- [Exercise objective]
List all lines in the material below that contain "民持钞出粜".
** Begin **
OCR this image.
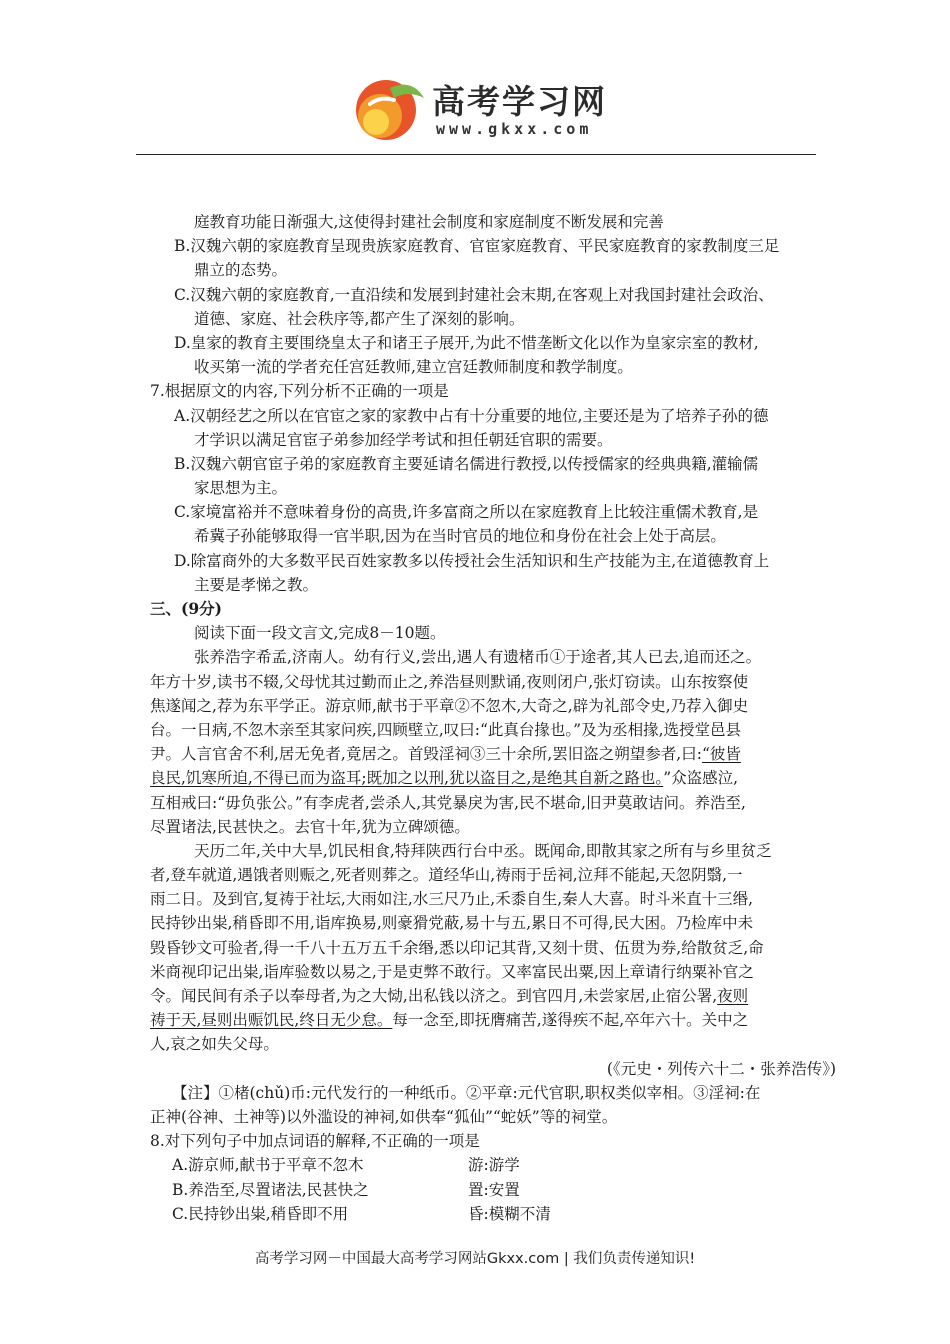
高考学习网
www.gkxx.com
庭教育功能日渐强大,这使得封建社会制度和家庭制度不断发展和完善
B.汉魏六朝的家庭教育呈现贵族家庭教育、官宦家庭教育、平民家庭教育的家教制度三足
鼎立的态势。
C.汉魏六朝的家庭教育,一直沿续和发展到封建社会末期,在客观上对我国封建社会政治、
道德、家庭、社会秩序等,都产生了深刻的影响。
D.皇家的教育主要围绕皇太子和诸王子展开,为此不惜垄断文化以作为皇家宗室的教材,
收买第一流的学者充任宫廷教师,建立宫廷教师制度和教学制度。
7.根据原文的内容,下列分析不正确的一项是
A.汉朝经艺之所以在官宦之家的家教中占有十分重要的地位,主要还是为了培养子孙的德
才学识以满足官宦子弟参加经学考试和担任朝廷官职的需要。
B.汉魏六朝官宦子弟的家庭教育主要延请名儒进行教授,以传授儒家的经典典籍,灌输儒
家思想为主。
C.家境富裕并不意味着身份的高贵,许多富商之所以在家庭教育上比较注重儒术教育,是
希冀子孙能够取得一官半职,因为在当时官员的地位和身份在社会上处于高层。
D.除富商外的大多数平民百姓家教多以传授社会生活知识和生产技能为主,在道德教育上
主要是孝悌之教。
三、(9分)
阅读下面一段文言文,完成8－10题。
张养浩字希孟,济南人。幼有行义,尝出,遇人有遗楮币①于途者,其人已去,追而还之。
年方十岁,读书不辍,父母忧其过勤而止之,养浩昼则默诵,夜则闭户,张灯窃读。山东按察使
焦遂闻之,荐为东平学正。游京师,献书于平章②不忽木,大奇之,辟为礼部令史,乃荐入御史
台。一日病,不忽木亲至其家问疾,四顾壁立,叹曰:“此真台掾也。”及为丞相掾,选授堂邑县
尹。人言官舍不利,居无免者,竟居之。首毁淫祠③三十余所,罢旧盗之朔望参者,曰:“彼皆
良民,饥寒所迫,不得已而为盗耳;既加之以刑,犹以盗目之,是绝其自新之路也。”众盗感泣,
互相戒曰:“毋负张公。”有李虎者,尝杀人,其党暴戾为害,民不堪命,旧尹莫敢诘问。养浩至,
尽置诸法,民甚快之。去官十年,犹为立碑颂德。
天历二年,关中大旱,饥民相食,特拜陕西行台中丞。既闻命,即散其家之所有与乡里贫乏
者,登车就道,遇饿者则赈之,死者则葬之。道经华山,祷雨于岳祠,泣拜不能起,天忽阴翳,一
雨二日。及到官,复祷于社坛,大雨如注,水三尺乃止,禾黍自生,秦人大喜。时斗米直十三缗,
民持钞出粜,稍昏即不用,诣库换易,则豪猾党蔽,易十与五,累日不可得,民大困。乃检库中未
毁昏钞文可验者,得一千八十五万五千余缗,悉以印记其背,又刻十贯、伍贯为券,给散贫乏,命
米商视印记出粜,诣库验数以易之,于是吏弊不敢行。又率富民出粟,因上章请行纳粟补官之
令。闻民间有杀子以奉母者,为之大恸,出私钱以济之。到官四月,未尝家居,止宿公署,夜则
祷于天,昼则出赈饥民,终日无少怠。每一念至,即抚膺痛苦,遂得疾不起,卒年六十。关中之
人,哀之如失父母。
(《元史・列传六十二・张养浩传》)
【注】①楮(chǔ)币:元代发行的一种纸币。②平章:元代官职,职权类似宰相。③淫祠:在
正神(谷神、土神等)以外滥设的神祠,如供奉“狐仙”“蛇妖”等的祠堂。
8.对下列句子中加点词语的解释,不正确的一项是
A.游京师,献书于平章不忽木	游:游学
B.养浩至,尽置诸法,民甚快之	置:安置
C.民持钞出粜,稍昏即不用	昏:模糊不清
高考学习网－中国最大高考学习网站Gkxx.com | 我们负责传递知识!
** End **
- [Result for this task]
民持钞出粜,稍昏即不用,诣库换易,则豪猾党蔽,易十与五,累日不可得,民大困。乃检库中未
C.民持钞出粜,稍昏即不用	昏:模糊不清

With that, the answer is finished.